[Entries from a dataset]
——————————

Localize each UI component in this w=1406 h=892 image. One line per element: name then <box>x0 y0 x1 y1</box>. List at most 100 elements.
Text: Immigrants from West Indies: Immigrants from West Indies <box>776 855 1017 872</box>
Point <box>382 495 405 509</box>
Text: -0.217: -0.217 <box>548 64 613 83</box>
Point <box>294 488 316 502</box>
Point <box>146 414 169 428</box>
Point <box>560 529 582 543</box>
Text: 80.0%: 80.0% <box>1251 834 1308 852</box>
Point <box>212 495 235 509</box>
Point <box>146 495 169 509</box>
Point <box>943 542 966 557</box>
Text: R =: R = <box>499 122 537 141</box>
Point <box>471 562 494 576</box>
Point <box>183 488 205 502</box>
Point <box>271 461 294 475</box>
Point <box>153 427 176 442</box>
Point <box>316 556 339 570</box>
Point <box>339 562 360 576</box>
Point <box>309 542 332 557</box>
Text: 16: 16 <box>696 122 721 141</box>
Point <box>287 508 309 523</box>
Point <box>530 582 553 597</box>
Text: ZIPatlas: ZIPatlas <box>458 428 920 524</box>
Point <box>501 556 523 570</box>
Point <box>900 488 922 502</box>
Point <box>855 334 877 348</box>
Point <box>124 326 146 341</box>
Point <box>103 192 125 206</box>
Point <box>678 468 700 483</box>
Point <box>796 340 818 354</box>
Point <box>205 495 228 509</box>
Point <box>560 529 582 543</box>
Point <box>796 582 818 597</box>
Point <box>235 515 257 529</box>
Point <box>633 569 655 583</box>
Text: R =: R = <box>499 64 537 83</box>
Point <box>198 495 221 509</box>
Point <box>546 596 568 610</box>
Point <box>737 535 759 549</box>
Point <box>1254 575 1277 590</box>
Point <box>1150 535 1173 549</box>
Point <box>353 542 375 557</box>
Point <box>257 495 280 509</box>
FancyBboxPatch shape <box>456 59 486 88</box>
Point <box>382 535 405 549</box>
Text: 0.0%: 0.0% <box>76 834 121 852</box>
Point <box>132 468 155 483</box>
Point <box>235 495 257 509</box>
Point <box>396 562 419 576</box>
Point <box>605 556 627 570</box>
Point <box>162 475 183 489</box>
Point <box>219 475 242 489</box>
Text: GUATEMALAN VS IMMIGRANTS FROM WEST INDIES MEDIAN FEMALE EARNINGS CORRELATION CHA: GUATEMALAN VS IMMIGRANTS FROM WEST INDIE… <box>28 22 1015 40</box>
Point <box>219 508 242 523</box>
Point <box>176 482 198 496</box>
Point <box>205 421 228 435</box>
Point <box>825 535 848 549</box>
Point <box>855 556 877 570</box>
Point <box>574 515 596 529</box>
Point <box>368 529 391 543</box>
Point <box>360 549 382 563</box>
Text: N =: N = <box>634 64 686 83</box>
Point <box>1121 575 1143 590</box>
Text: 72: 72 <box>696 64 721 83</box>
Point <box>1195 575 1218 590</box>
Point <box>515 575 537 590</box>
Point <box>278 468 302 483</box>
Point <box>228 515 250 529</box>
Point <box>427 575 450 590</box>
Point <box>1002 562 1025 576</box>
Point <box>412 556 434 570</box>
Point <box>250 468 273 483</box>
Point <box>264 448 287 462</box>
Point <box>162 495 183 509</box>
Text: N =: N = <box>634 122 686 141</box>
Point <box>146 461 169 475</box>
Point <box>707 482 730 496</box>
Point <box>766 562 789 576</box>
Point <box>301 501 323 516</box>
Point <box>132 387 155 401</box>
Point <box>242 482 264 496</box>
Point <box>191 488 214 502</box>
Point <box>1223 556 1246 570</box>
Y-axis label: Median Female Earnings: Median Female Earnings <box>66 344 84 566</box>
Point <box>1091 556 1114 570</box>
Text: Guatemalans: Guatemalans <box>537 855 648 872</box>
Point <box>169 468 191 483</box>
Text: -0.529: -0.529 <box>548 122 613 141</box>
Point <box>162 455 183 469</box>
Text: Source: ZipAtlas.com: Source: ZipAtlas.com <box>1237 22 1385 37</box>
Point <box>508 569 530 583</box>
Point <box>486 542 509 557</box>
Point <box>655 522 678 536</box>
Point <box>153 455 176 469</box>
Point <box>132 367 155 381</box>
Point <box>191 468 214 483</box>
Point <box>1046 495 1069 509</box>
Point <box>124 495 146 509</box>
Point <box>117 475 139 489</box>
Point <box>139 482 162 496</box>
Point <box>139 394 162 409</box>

——————————

EXERCISE DESCRIPTION: Can you rewrite everything from the start of the records down to the line containing "Text: -0.217: -0.217 <box>548 64 613 83</box>", renaming "Point" to "Marker" and leaving the rest unchanged?

RESPONSE BELOW:
Localize each UI component in this w=1406 h=892 image. One line per element: name then <box>x0 y0 x1 y1</box>. List at most 100 elements.
Text: Immigrants from West Indies: Immigrants from West Indies <box>776 855 1017 872</box>
Marker <box>382 495 405 509</box>
Text: -0.217: -0.217 <box>548 64 613 83</box>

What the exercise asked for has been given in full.